Set task:
Copy out the lines that have "sticky" in them.

Records for the task:
▽
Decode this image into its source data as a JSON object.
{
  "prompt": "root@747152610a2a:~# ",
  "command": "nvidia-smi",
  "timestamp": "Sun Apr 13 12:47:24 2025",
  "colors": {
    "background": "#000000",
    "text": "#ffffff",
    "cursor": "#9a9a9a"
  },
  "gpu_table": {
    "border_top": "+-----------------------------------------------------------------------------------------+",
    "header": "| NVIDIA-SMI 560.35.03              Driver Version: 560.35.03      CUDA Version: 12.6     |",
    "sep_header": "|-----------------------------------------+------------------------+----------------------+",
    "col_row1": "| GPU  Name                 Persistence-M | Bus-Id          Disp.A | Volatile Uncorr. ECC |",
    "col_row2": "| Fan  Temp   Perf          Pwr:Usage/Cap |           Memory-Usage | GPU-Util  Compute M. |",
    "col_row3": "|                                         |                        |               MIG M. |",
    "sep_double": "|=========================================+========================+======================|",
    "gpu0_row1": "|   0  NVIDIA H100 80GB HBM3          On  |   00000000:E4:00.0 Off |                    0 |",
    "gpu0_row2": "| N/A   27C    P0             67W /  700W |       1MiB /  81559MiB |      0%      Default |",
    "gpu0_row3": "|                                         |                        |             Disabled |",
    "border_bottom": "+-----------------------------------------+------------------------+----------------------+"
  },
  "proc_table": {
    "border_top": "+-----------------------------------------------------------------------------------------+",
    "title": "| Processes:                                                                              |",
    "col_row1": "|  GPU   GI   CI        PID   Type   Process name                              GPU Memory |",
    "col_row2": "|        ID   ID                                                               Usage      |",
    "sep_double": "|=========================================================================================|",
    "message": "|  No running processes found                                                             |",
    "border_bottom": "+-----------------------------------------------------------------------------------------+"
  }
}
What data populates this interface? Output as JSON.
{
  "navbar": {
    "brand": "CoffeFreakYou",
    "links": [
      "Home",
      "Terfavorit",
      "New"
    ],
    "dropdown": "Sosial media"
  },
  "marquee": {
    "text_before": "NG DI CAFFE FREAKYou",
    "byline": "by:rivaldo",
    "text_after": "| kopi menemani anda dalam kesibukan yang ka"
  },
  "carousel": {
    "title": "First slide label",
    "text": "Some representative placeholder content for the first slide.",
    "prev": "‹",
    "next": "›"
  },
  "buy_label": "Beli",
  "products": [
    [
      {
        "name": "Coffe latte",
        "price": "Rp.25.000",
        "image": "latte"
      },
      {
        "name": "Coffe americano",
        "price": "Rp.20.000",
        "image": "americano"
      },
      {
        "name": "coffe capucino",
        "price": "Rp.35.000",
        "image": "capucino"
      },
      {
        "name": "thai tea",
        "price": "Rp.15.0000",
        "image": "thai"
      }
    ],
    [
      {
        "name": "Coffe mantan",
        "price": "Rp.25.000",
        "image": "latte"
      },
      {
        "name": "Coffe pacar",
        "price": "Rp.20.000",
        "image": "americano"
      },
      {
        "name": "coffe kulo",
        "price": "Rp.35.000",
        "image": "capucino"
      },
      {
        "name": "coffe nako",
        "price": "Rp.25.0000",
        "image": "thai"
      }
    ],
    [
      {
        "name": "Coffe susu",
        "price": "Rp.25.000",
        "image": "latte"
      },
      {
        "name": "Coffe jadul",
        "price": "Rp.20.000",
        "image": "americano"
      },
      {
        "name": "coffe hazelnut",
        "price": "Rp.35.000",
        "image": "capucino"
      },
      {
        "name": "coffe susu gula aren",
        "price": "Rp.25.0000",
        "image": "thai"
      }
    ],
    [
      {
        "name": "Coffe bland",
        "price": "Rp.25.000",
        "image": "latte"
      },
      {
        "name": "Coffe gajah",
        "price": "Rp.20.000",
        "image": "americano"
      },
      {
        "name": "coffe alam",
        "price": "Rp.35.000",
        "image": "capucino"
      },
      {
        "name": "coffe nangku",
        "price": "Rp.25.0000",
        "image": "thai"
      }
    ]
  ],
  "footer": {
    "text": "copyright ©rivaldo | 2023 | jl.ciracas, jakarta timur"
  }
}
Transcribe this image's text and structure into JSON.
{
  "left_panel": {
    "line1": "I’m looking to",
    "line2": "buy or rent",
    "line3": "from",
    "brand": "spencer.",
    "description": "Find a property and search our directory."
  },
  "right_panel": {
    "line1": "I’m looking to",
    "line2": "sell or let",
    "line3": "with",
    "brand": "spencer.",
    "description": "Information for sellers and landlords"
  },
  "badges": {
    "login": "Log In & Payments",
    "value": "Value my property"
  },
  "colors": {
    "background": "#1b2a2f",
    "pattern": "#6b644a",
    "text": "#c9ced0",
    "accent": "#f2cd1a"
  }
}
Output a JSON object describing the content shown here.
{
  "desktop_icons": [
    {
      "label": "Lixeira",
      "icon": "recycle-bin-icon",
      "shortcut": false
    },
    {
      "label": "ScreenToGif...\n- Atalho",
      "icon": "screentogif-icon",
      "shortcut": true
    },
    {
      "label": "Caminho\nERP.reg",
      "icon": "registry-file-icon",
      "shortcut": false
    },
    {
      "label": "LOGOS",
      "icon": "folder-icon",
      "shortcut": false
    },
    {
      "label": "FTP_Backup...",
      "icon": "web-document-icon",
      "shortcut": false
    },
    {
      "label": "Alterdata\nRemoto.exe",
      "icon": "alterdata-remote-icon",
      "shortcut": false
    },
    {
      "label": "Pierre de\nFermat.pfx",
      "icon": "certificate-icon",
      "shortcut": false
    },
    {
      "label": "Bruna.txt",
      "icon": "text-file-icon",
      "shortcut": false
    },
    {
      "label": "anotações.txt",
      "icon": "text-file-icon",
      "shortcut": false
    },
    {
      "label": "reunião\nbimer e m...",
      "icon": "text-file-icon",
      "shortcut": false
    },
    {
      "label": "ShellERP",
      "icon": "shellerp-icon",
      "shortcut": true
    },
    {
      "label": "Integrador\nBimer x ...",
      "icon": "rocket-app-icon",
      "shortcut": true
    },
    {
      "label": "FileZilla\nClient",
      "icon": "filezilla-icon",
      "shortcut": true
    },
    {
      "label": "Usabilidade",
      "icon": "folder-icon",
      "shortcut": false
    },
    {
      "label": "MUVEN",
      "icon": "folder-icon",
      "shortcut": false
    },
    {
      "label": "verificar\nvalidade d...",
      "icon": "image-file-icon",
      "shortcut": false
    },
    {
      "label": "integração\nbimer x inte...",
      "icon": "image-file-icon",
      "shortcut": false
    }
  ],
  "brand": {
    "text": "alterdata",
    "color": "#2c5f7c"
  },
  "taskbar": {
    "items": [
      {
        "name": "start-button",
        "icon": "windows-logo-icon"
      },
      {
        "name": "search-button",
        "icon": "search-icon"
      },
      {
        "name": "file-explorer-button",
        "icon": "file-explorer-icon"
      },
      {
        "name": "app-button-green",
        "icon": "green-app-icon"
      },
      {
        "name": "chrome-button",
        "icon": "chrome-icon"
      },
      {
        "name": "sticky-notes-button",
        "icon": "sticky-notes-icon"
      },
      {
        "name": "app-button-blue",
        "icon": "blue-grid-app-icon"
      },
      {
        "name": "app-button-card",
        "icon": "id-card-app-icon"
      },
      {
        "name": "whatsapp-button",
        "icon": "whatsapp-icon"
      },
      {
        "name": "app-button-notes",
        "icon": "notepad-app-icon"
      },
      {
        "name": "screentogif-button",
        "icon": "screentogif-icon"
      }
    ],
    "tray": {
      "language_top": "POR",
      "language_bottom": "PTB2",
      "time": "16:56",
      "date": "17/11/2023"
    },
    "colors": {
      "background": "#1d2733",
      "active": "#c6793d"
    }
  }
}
△
Task answer:
        "name": "sticky-notes-button",
        "icon": "sticky-notes-icon"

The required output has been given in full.